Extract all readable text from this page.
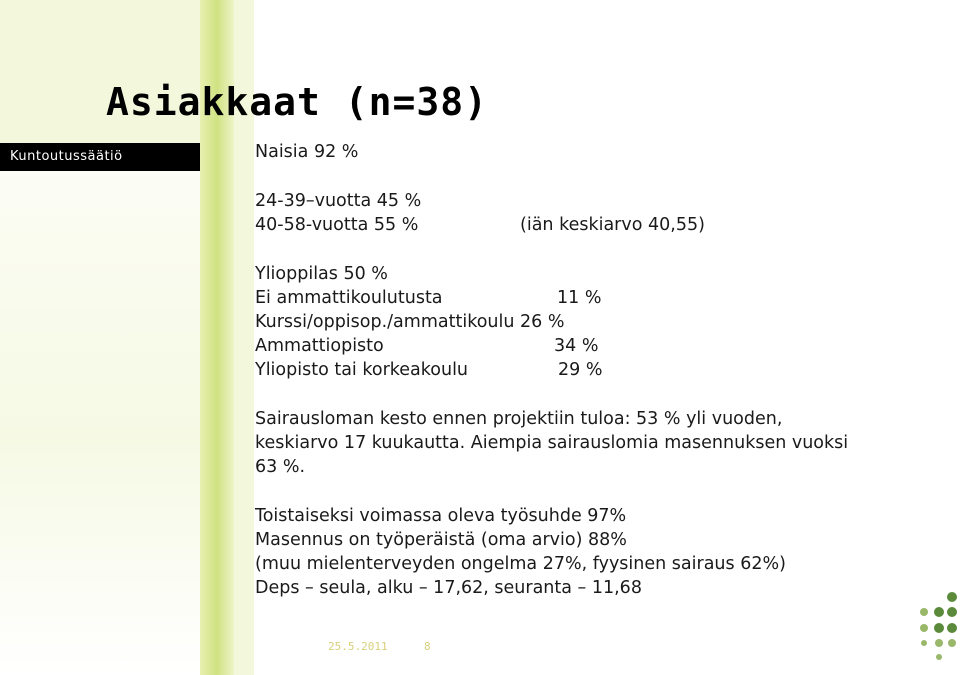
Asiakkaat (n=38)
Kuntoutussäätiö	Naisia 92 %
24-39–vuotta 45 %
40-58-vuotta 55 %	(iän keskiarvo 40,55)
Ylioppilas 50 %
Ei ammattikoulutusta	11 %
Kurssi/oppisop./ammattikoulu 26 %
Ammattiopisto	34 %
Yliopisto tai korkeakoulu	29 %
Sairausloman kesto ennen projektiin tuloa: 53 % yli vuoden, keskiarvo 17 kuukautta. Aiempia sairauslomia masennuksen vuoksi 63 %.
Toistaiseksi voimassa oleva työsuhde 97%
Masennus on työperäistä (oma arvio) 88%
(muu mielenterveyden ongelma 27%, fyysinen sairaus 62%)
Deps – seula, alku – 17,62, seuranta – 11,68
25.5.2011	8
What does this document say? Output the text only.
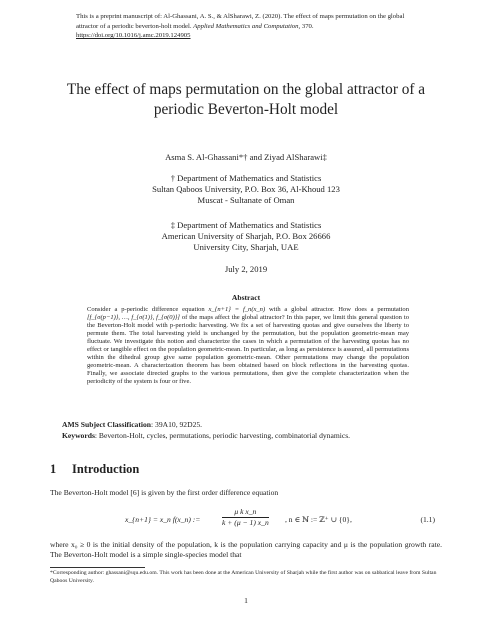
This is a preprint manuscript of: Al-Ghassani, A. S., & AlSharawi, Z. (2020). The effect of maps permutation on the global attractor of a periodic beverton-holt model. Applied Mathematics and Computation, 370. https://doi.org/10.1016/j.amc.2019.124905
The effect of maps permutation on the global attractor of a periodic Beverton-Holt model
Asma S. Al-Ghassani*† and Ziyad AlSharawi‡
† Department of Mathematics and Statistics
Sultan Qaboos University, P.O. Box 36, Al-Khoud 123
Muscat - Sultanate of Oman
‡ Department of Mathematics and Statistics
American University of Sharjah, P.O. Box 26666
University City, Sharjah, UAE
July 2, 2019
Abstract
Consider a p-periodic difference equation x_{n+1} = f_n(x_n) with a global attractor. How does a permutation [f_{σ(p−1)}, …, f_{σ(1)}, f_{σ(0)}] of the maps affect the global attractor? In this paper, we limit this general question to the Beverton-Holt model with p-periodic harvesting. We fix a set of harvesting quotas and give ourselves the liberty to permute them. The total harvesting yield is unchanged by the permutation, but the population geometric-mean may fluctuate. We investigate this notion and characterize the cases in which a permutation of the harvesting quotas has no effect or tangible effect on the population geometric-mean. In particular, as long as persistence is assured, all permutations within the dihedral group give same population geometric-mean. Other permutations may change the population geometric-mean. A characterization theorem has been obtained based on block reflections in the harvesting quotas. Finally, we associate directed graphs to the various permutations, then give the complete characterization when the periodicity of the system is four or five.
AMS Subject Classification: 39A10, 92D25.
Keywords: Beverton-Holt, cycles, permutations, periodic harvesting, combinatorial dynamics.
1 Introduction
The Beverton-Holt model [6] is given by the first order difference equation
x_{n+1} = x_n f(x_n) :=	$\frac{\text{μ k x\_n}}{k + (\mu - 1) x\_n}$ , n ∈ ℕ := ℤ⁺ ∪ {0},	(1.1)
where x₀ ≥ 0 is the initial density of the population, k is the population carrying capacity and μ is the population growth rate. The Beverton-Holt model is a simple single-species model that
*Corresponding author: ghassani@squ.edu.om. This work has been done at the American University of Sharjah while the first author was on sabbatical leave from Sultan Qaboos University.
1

◆ **WHAT THIS TASK INVOLVES**: Locate the word "American" in the data above. Copy every line carrying it.

◆ **ANSWER**:
American University of Sharjah, P.O. Box 26666
*Corresponding author: ghassani@squ.edu.om. This work has been done at the American University of Sharjah while the first author was on sabbatical leave from Sultan Qaboos University.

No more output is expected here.